▸ EXERCISE TASK: Examine each line of the data. Copy those that contain the string "ylabel".

Records from a collection:
==*==
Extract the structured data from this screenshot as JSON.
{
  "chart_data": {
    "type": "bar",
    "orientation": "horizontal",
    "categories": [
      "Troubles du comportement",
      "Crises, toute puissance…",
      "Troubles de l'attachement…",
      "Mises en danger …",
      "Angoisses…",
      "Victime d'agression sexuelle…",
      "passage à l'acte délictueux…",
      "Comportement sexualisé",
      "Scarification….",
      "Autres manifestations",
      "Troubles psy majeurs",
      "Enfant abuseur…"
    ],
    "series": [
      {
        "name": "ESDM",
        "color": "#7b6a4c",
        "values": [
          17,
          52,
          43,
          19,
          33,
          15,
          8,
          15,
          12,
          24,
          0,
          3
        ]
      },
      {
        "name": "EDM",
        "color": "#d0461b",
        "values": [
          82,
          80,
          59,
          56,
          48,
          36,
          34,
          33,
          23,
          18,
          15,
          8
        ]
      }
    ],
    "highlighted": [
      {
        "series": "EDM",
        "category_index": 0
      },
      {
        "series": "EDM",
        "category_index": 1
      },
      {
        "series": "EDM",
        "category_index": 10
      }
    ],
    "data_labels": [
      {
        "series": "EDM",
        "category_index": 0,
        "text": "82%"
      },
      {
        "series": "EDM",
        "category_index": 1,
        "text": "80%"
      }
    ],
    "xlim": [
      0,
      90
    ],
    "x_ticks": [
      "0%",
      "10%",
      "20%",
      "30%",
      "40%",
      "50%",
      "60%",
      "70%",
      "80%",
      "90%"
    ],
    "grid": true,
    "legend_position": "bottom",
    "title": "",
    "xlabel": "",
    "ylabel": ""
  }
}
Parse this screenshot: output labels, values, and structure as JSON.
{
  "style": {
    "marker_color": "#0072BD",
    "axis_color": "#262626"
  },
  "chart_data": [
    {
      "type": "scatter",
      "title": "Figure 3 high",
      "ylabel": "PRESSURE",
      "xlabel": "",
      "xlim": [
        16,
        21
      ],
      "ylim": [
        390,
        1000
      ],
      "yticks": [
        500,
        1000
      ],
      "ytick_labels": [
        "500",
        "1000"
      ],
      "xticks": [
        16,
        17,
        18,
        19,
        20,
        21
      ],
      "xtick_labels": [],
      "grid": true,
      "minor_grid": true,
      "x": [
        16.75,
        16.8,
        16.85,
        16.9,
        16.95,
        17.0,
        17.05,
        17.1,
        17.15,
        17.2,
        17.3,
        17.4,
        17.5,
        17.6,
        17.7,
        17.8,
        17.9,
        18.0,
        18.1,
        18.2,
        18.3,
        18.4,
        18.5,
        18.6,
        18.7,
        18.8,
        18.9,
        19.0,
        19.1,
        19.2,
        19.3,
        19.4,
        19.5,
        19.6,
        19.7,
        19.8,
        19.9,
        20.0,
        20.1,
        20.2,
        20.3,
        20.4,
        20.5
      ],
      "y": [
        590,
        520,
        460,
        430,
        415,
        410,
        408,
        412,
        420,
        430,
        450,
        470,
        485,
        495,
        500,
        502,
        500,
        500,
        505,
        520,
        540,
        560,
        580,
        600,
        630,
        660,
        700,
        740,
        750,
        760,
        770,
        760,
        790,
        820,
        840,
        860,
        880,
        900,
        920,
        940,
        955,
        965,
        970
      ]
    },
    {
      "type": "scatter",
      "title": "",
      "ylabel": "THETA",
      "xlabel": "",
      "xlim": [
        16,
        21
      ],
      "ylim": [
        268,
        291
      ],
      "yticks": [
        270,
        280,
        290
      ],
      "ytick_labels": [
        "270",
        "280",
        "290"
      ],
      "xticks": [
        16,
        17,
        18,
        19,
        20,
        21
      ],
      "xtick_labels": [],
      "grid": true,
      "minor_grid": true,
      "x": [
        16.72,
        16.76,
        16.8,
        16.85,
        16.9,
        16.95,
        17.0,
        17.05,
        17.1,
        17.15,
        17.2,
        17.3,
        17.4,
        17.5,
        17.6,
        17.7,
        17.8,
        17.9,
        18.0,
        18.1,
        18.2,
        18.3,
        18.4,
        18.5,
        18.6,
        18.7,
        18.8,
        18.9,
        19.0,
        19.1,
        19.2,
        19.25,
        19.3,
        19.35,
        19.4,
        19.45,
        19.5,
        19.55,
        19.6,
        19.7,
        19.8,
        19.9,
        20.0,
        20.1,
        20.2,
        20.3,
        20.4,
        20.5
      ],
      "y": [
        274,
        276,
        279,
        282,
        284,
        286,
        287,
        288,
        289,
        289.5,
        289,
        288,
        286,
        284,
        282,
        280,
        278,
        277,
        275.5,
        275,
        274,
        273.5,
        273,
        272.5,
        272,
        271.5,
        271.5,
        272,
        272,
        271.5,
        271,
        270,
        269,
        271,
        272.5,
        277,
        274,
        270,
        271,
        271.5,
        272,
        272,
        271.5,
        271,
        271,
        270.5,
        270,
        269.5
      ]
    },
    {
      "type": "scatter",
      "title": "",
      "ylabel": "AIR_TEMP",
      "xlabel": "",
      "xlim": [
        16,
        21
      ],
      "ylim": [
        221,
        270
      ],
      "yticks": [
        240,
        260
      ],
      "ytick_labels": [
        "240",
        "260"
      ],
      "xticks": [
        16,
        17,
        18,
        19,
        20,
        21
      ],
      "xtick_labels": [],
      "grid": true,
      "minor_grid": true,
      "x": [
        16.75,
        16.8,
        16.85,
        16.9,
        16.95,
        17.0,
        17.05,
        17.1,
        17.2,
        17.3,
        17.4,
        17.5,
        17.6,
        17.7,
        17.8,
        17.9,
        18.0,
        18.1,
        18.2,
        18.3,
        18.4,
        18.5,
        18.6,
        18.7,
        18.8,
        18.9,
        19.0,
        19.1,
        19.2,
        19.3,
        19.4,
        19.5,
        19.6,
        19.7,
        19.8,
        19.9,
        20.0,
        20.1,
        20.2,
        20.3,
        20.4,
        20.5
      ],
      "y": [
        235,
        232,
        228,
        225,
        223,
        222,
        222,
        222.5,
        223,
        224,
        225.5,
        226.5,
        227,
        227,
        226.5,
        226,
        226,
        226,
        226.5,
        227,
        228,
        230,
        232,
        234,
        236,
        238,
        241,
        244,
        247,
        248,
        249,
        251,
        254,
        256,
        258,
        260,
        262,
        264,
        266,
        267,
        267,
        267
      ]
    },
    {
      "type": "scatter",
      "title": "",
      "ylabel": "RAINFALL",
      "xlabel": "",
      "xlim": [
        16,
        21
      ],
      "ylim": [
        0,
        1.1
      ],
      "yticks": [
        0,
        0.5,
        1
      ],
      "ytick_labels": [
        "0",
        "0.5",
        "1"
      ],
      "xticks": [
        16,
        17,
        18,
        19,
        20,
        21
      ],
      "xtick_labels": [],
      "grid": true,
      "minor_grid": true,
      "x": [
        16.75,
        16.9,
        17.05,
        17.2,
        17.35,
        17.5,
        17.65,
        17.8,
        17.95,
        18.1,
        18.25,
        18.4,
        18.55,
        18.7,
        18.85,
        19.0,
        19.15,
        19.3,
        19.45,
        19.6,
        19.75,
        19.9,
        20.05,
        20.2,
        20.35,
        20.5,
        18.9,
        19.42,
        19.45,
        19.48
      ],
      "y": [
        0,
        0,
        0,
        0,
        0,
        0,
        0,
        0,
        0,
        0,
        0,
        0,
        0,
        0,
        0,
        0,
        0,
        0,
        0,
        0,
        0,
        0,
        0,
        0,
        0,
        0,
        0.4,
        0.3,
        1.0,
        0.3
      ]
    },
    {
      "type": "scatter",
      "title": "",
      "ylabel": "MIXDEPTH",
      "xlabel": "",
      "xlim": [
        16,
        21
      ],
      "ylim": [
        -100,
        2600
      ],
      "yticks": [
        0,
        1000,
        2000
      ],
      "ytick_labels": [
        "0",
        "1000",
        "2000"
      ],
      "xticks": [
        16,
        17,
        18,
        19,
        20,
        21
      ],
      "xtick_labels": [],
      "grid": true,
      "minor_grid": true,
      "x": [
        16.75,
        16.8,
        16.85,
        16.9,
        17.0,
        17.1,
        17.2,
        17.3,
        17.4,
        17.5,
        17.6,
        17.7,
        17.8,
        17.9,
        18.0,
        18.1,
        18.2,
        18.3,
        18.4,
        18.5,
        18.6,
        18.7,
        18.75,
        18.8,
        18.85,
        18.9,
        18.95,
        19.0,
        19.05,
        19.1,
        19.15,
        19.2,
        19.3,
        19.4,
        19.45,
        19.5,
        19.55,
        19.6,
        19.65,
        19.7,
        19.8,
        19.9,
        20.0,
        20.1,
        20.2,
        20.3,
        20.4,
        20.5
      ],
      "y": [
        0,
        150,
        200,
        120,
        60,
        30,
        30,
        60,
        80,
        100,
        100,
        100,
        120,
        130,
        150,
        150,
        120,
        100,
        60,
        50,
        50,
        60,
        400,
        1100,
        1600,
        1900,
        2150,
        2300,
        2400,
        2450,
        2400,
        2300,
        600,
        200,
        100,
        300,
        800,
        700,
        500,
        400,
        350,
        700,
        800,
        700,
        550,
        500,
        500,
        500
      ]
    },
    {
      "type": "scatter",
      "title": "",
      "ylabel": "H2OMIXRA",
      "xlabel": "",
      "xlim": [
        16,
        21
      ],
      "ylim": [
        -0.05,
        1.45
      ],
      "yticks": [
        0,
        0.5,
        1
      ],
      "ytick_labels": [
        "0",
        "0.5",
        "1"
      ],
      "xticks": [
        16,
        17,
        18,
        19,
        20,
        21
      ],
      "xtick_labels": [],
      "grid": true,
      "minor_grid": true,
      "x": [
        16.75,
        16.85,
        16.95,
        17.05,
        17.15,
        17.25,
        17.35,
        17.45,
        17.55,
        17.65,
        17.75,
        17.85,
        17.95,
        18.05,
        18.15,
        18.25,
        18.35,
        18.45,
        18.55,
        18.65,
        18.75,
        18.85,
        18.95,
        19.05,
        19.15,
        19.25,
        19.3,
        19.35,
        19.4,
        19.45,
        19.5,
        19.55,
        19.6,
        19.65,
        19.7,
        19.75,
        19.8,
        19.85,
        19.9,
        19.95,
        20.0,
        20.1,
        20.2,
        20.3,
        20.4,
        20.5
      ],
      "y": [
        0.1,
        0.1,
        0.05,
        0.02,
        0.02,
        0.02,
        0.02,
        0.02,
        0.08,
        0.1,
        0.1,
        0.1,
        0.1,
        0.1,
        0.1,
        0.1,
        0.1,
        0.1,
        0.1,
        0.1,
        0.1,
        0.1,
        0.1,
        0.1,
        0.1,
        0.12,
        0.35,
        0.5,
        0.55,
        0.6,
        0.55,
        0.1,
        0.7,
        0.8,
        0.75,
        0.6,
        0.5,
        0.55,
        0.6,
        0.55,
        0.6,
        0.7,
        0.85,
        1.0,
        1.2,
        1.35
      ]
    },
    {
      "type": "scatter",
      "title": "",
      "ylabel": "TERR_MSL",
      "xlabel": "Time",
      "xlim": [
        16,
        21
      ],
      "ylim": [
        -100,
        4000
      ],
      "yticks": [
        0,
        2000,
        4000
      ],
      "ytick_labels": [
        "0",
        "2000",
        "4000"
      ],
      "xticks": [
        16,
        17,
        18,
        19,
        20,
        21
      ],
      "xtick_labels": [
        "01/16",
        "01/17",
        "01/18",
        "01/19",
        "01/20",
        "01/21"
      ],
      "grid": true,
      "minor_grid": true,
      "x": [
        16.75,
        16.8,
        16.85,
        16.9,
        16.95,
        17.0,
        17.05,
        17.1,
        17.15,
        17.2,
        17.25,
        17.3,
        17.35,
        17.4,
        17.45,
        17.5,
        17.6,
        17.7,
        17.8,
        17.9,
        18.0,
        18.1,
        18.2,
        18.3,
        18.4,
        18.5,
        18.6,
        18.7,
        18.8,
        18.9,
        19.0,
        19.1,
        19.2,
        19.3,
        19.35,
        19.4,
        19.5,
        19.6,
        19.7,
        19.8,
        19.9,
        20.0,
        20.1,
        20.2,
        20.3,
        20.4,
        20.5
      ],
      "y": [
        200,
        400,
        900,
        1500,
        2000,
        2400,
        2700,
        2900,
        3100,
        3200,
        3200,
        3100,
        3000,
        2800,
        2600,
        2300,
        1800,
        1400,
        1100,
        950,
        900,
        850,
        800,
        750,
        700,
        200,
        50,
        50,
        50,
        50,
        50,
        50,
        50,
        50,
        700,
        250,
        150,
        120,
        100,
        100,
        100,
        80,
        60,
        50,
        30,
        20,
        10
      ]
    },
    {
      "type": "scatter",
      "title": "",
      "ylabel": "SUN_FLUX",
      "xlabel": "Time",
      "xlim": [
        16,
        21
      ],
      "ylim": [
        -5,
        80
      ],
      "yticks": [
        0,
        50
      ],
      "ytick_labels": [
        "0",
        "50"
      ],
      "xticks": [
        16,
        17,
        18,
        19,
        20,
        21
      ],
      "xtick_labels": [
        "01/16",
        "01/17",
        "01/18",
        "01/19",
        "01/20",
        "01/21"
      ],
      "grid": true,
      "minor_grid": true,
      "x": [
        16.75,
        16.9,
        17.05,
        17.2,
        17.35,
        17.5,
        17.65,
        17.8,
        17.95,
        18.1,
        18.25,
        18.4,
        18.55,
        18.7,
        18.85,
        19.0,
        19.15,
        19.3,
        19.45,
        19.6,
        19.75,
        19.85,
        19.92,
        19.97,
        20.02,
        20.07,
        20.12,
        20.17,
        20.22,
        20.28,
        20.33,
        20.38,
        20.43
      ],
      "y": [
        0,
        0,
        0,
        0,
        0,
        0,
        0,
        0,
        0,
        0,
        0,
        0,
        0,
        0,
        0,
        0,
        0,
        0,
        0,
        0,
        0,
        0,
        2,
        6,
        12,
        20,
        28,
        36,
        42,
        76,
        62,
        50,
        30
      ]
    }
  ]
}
==*==
▸ EXERCISE RESULT:
    "ylabel": ""
      "ylabel": "PRESSURE",
      "ylabel": "THETA",
      "ylabel": "AIR_TEMP",
      "ylabel": "RAINFALL",
      "ylabel": "MIXDEPTH",
      "ylabel": "H2OMIXRA",
      "ylabel": "TERR_MSL",
      "ylabel": "SUN_FLUX",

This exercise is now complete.